- Records shown -
* Start *
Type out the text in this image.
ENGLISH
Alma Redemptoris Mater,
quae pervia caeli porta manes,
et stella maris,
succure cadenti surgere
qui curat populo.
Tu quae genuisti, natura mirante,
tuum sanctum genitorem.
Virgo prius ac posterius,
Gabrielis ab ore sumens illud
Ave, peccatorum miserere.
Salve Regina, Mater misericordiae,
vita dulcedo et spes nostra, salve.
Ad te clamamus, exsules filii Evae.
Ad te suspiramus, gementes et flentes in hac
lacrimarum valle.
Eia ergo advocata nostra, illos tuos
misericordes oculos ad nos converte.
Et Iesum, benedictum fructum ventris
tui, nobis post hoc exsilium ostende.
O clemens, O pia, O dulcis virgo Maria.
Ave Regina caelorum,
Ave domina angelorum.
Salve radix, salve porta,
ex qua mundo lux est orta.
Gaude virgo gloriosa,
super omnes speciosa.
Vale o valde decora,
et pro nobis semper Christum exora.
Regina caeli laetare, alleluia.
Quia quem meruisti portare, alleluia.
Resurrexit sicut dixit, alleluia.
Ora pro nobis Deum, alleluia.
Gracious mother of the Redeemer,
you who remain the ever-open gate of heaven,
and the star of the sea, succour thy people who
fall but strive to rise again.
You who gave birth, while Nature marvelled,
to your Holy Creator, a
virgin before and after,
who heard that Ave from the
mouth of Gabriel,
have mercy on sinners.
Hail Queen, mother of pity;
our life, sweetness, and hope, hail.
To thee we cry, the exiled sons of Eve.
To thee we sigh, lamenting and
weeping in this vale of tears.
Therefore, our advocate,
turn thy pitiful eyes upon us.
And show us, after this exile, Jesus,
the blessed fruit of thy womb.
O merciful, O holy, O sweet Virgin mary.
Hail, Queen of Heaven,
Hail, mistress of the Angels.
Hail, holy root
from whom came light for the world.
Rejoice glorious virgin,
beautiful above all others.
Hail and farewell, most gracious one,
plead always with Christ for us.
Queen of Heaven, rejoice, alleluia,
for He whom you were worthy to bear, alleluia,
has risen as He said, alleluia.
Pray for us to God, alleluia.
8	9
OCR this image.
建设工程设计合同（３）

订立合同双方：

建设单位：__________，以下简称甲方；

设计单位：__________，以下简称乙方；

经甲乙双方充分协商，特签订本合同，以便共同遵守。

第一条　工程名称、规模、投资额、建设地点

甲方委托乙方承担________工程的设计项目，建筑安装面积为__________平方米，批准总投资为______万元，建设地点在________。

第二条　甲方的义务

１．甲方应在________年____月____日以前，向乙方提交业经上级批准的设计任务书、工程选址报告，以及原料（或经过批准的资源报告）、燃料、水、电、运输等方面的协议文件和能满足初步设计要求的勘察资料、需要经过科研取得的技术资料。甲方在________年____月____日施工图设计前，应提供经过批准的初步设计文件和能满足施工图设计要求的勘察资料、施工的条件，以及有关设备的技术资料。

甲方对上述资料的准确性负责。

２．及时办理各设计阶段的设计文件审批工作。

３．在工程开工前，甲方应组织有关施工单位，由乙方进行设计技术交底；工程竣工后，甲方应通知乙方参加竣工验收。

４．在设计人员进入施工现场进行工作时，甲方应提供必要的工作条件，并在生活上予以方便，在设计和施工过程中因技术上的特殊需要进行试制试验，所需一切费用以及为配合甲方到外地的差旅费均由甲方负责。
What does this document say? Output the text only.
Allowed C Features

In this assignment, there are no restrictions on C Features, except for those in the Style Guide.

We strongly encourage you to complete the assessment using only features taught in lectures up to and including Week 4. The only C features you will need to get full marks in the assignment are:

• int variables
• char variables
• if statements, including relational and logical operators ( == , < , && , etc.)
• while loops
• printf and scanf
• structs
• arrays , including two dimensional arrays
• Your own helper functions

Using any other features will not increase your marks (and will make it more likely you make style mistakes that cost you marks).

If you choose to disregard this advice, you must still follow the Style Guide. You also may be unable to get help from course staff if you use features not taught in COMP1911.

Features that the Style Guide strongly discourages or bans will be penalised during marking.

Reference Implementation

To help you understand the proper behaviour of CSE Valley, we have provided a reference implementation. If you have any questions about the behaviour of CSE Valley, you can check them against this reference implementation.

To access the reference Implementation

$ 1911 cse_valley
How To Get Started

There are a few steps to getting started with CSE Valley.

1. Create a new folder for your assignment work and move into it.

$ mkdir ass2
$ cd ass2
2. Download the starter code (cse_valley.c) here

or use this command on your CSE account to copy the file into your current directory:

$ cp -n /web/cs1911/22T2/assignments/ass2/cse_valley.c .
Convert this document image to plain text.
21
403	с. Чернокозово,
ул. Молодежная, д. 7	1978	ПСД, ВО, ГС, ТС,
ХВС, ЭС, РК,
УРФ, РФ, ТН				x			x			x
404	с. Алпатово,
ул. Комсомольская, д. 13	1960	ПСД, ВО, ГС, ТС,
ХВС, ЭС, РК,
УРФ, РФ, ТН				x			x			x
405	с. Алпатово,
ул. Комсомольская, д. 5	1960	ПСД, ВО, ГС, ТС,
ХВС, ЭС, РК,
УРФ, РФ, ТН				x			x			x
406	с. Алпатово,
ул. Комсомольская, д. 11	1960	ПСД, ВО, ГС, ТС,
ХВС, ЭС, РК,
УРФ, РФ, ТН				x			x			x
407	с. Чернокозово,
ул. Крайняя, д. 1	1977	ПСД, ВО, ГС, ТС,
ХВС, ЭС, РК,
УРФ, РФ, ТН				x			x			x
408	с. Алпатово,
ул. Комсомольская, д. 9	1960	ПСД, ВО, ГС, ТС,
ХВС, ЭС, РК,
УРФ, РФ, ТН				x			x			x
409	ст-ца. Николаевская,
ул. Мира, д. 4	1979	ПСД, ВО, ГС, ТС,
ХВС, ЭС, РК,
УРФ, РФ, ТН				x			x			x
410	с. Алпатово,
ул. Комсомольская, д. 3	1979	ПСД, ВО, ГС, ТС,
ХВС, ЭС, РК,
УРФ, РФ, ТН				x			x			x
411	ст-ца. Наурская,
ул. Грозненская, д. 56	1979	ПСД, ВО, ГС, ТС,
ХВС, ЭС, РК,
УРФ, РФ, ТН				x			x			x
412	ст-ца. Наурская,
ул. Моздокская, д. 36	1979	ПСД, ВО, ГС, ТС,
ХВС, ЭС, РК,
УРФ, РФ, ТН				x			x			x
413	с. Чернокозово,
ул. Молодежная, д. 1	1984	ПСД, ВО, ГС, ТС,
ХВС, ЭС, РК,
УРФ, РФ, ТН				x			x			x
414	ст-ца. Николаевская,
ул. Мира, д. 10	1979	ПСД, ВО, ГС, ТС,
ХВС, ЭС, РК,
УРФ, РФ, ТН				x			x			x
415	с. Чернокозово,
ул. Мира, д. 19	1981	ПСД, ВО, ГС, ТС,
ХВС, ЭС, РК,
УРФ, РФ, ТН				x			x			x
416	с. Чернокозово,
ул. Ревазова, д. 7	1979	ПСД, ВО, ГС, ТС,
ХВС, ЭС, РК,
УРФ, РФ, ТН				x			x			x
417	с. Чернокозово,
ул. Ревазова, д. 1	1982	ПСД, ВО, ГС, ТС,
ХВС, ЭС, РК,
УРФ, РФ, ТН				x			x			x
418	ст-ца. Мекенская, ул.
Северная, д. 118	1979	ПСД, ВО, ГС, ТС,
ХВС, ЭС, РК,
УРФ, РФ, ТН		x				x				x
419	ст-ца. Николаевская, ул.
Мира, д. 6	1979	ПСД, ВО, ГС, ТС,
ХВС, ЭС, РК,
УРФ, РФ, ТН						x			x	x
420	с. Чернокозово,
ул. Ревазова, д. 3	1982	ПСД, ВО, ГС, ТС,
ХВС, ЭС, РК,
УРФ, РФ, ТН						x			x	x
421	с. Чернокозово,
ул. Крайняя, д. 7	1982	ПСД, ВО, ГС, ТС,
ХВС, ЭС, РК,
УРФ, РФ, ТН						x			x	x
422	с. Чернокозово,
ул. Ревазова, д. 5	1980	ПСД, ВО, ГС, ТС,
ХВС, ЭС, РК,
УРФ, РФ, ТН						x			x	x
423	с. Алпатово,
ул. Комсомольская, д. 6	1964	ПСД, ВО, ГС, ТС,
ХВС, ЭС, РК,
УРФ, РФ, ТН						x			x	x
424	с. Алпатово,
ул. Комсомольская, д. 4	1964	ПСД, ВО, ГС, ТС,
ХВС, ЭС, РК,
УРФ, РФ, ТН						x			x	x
* End *
- Written task -
Copy, from the material, each line that holds the string "Regina".

- Exercise answer -
Salve Regina, Mater misericordiae,
Ave Regina caelorum,
Regina caeli laetare, alleluia.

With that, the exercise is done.